* REQUIRED WORK: All lines holding the string "vagy" are to be shown.

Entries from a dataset
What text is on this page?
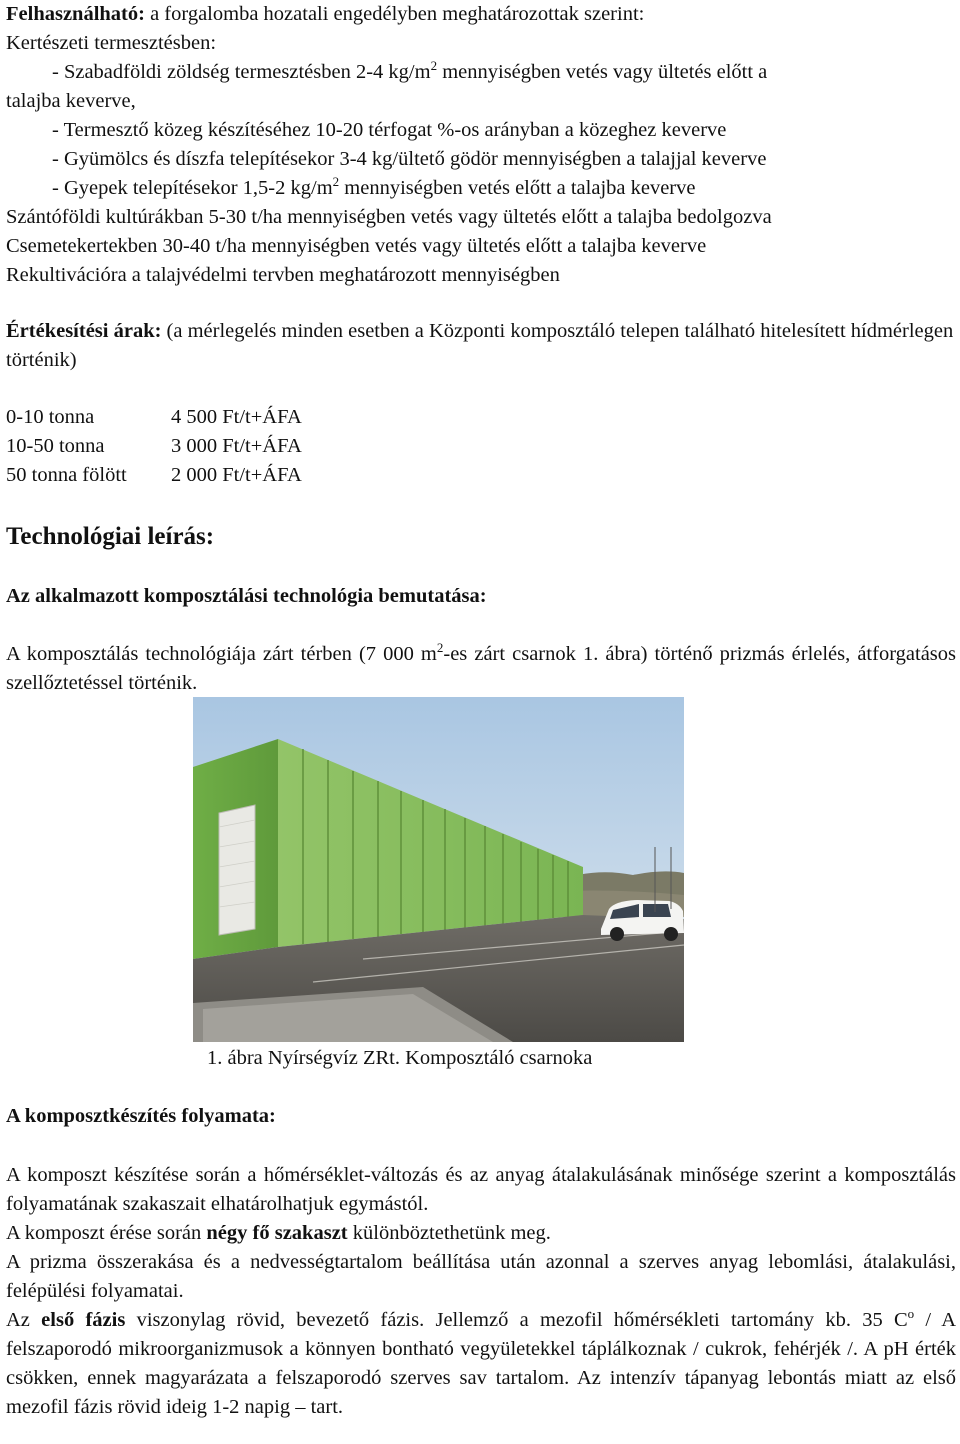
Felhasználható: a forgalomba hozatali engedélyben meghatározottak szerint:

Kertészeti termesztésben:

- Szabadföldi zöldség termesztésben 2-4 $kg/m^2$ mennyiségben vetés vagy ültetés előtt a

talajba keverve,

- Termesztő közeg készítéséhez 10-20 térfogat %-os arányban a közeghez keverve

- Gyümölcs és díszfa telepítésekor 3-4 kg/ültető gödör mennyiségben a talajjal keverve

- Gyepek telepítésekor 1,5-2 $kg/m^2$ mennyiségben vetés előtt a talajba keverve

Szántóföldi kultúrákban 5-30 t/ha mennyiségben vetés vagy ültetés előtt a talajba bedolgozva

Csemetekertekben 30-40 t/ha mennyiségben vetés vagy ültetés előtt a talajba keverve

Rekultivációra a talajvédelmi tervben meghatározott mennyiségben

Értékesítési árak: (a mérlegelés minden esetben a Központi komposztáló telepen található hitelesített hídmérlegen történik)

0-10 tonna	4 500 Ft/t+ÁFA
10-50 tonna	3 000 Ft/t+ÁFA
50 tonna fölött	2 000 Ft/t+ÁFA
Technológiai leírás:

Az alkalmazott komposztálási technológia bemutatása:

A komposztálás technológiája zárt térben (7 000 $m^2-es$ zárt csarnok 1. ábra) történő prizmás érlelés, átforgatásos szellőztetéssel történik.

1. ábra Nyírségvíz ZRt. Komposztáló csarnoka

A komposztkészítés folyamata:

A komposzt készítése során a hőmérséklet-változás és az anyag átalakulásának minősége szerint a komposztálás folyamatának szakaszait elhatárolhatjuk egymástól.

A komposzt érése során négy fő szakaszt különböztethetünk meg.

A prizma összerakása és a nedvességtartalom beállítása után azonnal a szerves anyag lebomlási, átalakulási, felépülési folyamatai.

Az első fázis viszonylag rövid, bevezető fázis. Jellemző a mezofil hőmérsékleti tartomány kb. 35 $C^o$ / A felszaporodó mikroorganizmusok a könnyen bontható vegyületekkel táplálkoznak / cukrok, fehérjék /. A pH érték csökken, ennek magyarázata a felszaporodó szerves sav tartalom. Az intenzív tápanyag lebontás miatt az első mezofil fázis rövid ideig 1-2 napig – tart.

...

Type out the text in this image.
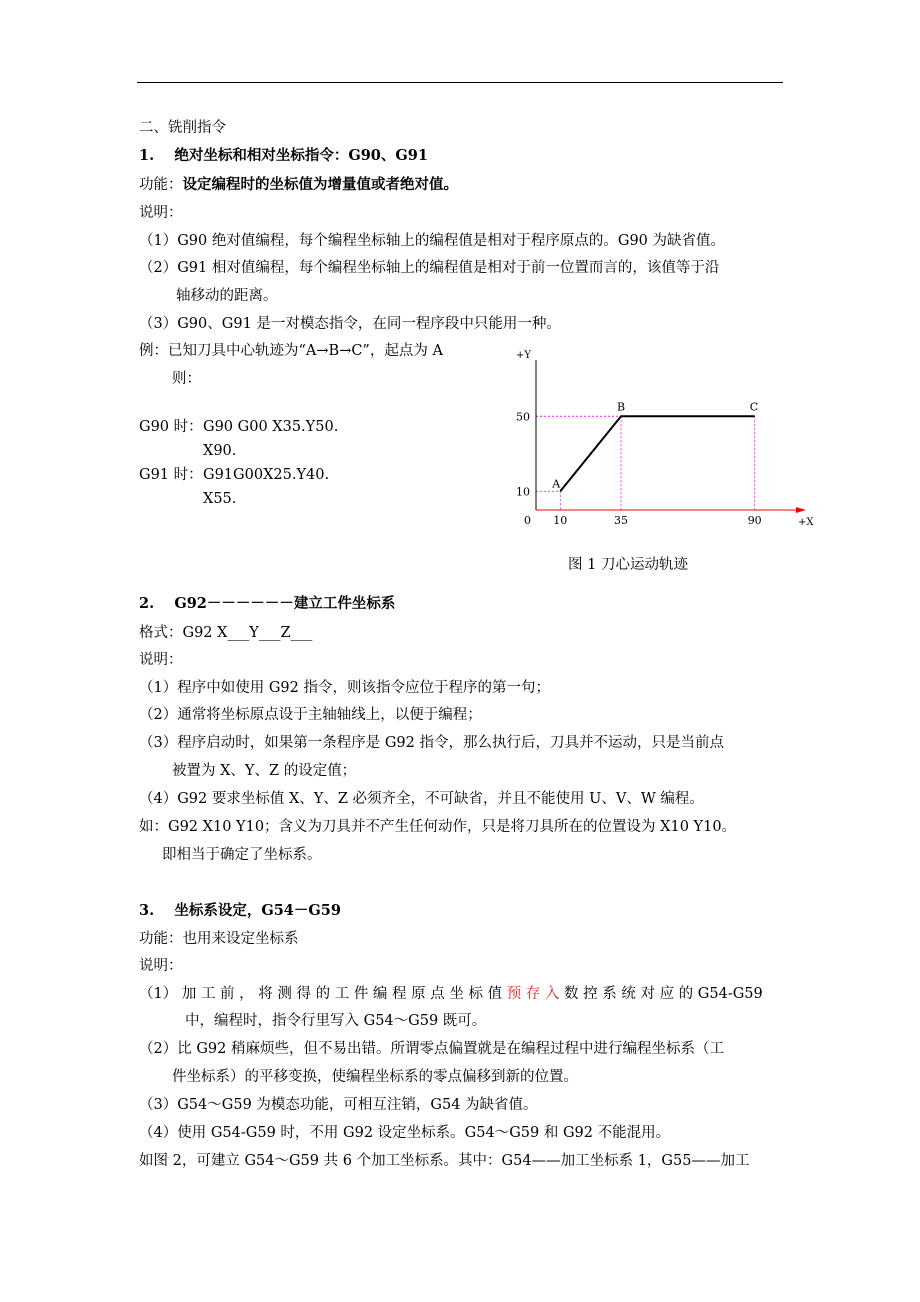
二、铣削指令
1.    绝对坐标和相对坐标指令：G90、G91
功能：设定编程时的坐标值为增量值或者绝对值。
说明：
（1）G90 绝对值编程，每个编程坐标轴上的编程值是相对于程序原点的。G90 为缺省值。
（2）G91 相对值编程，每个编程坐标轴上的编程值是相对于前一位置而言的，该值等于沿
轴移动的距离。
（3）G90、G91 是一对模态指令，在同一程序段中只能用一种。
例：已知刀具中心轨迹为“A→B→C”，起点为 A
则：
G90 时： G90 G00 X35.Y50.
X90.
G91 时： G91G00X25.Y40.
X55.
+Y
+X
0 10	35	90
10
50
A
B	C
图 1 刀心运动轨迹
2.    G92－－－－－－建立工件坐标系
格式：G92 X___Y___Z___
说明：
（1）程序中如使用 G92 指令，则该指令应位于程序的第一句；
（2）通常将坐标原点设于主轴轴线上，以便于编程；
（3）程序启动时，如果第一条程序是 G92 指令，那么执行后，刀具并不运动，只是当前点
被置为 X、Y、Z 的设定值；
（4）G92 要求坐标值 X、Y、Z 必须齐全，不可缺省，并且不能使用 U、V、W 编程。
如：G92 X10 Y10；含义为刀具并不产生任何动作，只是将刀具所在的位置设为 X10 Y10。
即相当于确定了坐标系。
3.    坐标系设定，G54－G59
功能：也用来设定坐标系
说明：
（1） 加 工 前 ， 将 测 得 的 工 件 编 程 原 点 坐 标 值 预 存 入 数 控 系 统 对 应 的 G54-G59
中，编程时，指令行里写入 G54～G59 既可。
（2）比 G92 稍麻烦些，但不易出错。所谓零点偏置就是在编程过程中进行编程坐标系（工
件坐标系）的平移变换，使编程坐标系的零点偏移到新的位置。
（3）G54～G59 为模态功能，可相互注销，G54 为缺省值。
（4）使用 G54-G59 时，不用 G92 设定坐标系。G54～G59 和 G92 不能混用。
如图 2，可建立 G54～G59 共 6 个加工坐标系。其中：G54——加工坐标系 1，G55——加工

...

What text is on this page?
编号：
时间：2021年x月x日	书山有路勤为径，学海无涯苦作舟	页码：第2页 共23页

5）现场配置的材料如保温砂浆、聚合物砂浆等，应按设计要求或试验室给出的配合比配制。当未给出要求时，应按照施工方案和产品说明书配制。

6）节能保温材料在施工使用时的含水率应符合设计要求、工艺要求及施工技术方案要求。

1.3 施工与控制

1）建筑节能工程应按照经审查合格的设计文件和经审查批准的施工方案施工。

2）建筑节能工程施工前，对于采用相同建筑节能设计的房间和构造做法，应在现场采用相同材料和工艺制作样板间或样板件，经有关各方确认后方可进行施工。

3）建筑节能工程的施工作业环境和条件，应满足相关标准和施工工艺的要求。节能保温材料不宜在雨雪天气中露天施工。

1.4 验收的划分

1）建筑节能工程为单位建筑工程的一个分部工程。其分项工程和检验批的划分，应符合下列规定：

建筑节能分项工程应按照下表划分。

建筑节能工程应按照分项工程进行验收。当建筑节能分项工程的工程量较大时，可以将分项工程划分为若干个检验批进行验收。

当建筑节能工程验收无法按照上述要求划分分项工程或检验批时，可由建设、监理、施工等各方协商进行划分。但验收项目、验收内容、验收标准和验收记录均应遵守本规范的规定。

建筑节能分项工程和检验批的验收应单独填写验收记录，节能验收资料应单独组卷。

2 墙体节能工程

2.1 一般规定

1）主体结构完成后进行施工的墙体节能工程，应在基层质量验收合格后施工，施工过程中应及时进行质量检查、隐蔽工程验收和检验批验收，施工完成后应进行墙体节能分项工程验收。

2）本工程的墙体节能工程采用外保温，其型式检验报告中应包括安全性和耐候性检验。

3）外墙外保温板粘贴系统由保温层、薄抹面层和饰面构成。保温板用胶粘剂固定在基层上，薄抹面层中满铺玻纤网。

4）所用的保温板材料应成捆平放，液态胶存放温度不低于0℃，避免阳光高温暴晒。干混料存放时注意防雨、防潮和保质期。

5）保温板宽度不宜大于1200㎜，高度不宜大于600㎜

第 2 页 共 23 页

* TASK SOLUTION:
- Szabadföldi zöldség termesztésben 2-4 $kg/m^2$ mennyiségben vetés vagy ültetés előtt a
Szántóföldi kultúrákban 5-30 t/ha mennyiségben vetés vagy ültetés előtt a talajba bedolgozva
Csemetekertekben 30-40 t/ha mennyiségben vetés vagy ültetés előtt a talajba keverve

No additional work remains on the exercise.